- Task statement
Work out the number of lines containing "April". Give that number alone.

# Records for this exercise start

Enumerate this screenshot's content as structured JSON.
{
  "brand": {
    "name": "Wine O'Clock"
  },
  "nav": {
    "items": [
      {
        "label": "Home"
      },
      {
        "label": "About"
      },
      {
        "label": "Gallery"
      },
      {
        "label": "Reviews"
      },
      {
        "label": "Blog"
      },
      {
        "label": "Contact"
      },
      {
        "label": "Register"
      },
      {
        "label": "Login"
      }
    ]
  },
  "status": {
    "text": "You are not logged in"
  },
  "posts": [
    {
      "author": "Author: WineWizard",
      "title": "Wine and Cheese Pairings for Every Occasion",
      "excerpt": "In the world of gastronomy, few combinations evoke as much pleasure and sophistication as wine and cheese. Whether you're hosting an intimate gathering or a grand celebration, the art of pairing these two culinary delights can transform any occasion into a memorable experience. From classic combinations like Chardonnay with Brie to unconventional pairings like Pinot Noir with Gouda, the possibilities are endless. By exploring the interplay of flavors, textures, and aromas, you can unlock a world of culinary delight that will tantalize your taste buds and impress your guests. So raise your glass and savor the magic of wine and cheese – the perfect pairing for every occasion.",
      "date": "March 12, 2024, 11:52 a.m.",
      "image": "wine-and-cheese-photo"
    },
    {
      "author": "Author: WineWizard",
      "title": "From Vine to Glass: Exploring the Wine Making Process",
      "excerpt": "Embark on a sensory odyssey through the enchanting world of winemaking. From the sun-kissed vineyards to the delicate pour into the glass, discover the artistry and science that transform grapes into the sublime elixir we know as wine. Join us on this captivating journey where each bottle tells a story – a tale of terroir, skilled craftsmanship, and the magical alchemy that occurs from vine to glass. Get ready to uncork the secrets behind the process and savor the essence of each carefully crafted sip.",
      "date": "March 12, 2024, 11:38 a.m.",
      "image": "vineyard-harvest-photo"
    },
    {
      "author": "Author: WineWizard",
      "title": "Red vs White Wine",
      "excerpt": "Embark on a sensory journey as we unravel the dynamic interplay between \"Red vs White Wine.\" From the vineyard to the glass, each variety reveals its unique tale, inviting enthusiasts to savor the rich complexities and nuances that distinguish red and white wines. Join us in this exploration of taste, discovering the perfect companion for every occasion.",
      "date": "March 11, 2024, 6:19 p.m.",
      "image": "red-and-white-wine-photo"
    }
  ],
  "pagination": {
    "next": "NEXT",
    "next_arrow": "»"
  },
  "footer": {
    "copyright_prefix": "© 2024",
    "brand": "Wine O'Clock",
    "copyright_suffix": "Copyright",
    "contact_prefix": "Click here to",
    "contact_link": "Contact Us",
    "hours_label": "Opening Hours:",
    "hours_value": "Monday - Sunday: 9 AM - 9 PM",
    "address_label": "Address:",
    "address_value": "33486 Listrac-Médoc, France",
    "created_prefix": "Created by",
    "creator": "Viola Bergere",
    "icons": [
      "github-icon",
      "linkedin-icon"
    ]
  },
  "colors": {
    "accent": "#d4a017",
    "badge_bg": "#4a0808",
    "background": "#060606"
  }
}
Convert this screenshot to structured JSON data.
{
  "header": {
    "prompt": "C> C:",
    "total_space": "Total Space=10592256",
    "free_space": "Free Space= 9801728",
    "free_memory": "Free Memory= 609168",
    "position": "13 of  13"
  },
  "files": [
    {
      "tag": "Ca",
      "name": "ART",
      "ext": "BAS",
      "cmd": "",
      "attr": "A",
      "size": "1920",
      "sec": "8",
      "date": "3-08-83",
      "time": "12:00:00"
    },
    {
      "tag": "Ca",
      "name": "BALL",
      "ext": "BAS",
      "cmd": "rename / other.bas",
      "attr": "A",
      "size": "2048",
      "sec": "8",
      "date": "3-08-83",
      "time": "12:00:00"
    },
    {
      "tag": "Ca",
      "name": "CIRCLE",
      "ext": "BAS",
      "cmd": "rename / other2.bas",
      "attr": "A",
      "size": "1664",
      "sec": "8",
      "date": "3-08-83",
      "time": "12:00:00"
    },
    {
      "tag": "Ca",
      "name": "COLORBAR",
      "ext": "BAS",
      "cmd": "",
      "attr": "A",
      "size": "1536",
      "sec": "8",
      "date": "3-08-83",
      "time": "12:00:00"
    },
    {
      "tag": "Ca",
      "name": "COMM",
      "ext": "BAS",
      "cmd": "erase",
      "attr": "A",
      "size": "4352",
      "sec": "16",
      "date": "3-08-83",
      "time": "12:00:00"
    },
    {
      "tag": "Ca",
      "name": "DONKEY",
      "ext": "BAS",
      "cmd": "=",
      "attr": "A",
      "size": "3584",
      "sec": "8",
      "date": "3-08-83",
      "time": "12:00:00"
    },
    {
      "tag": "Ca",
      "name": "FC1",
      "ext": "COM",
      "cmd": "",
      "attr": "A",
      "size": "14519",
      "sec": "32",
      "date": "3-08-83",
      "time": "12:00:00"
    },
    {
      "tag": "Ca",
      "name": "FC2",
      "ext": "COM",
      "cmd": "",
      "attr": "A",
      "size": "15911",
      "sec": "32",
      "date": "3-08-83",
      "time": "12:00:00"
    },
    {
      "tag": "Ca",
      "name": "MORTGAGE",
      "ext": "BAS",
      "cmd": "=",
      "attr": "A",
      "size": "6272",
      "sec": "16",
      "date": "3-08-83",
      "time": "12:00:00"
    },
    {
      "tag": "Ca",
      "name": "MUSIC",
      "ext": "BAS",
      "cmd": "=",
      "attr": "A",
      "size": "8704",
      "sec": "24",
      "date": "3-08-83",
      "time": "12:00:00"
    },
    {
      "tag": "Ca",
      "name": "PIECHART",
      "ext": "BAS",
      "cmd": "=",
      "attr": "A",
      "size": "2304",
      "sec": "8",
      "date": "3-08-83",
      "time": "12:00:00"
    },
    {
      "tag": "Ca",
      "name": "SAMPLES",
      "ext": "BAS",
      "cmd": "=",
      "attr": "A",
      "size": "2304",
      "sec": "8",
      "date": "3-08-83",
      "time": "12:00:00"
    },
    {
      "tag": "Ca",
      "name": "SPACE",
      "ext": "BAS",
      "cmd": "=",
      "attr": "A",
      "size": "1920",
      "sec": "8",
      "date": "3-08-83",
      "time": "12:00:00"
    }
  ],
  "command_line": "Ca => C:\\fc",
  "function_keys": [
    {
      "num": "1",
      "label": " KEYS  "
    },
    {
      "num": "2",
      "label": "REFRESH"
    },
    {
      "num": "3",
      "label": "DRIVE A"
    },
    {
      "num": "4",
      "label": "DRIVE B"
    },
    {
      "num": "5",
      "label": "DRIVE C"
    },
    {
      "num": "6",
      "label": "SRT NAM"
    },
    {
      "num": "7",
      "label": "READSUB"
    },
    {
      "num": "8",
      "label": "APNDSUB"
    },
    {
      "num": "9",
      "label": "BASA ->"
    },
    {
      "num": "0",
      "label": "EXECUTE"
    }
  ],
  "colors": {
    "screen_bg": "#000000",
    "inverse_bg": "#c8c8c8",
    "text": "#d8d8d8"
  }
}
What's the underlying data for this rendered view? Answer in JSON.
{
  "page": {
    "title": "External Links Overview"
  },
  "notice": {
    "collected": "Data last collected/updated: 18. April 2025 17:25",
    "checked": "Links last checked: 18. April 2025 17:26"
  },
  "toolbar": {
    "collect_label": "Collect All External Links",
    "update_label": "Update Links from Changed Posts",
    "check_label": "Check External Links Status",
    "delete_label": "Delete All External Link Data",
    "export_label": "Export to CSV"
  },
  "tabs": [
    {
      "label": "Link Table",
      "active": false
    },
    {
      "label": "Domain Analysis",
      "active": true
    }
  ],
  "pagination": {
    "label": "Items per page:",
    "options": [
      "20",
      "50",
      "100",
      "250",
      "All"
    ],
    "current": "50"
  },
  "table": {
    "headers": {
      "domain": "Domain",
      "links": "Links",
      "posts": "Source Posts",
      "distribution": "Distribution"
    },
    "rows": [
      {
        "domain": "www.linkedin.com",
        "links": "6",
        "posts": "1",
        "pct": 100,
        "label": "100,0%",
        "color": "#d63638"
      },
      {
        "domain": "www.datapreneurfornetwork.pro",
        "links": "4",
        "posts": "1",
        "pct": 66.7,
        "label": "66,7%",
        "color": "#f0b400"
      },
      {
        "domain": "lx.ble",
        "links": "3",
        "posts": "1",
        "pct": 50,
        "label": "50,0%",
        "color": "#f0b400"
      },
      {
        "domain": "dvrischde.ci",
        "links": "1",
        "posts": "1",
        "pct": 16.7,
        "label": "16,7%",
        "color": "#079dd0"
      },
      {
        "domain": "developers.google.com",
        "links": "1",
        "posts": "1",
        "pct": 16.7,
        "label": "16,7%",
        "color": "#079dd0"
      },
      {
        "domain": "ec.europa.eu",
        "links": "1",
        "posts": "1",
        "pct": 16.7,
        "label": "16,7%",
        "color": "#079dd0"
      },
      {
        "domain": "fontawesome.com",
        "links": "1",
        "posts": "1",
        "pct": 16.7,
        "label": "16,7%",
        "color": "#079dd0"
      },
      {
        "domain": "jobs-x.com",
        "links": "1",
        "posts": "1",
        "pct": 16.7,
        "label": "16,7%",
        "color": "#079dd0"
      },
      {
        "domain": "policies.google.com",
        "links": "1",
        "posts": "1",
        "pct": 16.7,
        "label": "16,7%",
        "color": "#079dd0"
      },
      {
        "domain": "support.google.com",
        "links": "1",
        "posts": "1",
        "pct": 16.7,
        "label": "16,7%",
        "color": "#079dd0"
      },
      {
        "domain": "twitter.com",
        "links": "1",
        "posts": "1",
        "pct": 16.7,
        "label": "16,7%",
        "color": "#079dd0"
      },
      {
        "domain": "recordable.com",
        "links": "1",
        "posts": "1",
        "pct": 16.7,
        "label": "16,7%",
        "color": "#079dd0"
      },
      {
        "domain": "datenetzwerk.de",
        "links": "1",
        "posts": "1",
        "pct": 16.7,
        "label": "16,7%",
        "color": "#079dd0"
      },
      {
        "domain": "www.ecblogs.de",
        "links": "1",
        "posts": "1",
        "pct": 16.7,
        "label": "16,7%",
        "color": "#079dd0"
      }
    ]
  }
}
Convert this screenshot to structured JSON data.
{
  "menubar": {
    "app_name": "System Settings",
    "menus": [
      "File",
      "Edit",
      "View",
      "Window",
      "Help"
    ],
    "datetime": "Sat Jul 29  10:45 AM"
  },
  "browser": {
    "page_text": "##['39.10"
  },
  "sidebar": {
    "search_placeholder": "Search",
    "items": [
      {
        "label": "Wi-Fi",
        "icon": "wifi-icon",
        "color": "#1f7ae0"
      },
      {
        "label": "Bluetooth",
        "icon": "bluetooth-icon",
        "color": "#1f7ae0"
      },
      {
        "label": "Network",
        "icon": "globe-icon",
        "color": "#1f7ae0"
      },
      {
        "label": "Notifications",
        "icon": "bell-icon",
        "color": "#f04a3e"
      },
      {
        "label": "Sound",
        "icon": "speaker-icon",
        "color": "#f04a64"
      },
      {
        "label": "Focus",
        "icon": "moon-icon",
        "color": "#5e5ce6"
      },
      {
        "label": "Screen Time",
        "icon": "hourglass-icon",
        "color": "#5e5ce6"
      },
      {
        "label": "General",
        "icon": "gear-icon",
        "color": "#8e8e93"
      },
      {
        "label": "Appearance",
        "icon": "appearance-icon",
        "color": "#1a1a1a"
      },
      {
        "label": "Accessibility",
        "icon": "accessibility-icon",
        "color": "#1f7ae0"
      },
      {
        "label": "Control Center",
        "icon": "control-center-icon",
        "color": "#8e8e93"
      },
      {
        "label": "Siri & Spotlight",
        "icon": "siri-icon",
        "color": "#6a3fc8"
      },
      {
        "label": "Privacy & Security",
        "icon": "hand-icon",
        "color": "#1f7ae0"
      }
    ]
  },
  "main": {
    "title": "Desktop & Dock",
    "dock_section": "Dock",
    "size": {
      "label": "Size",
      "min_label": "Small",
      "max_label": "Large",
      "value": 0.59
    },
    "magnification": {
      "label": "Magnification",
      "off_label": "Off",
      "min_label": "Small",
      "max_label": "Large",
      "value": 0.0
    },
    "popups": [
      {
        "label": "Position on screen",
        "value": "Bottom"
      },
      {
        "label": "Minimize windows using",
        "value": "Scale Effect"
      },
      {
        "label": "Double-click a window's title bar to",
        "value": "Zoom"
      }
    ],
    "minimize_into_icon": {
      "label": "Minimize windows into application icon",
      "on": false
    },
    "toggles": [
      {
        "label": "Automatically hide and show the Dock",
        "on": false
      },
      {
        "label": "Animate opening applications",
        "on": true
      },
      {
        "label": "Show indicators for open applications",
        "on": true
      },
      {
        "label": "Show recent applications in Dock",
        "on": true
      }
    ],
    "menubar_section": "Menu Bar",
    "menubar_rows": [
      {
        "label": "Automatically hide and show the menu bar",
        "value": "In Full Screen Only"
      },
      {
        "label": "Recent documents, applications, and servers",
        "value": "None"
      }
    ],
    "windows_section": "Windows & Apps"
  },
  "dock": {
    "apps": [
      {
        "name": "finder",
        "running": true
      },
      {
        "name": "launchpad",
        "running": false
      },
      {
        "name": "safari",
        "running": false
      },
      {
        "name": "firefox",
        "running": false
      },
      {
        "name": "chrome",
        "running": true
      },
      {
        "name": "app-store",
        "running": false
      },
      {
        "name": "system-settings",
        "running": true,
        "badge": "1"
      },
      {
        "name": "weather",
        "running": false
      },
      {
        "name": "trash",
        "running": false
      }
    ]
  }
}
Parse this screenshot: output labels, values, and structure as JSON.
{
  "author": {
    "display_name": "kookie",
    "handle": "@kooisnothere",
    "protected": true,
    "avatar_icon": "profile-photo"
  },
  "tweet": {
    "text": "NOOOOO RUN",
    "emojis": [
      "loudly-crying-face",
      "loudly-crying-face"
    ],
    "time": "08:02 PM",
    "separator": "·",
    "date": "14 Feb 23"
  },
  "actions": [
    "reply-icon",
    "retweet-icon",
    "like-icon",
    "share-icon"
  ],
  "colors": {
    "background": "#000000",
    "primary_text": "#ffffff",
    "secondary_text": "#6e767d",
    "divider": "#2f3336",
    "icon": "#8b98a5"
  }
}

# Records for this exercise end

- Solution to the exercise
2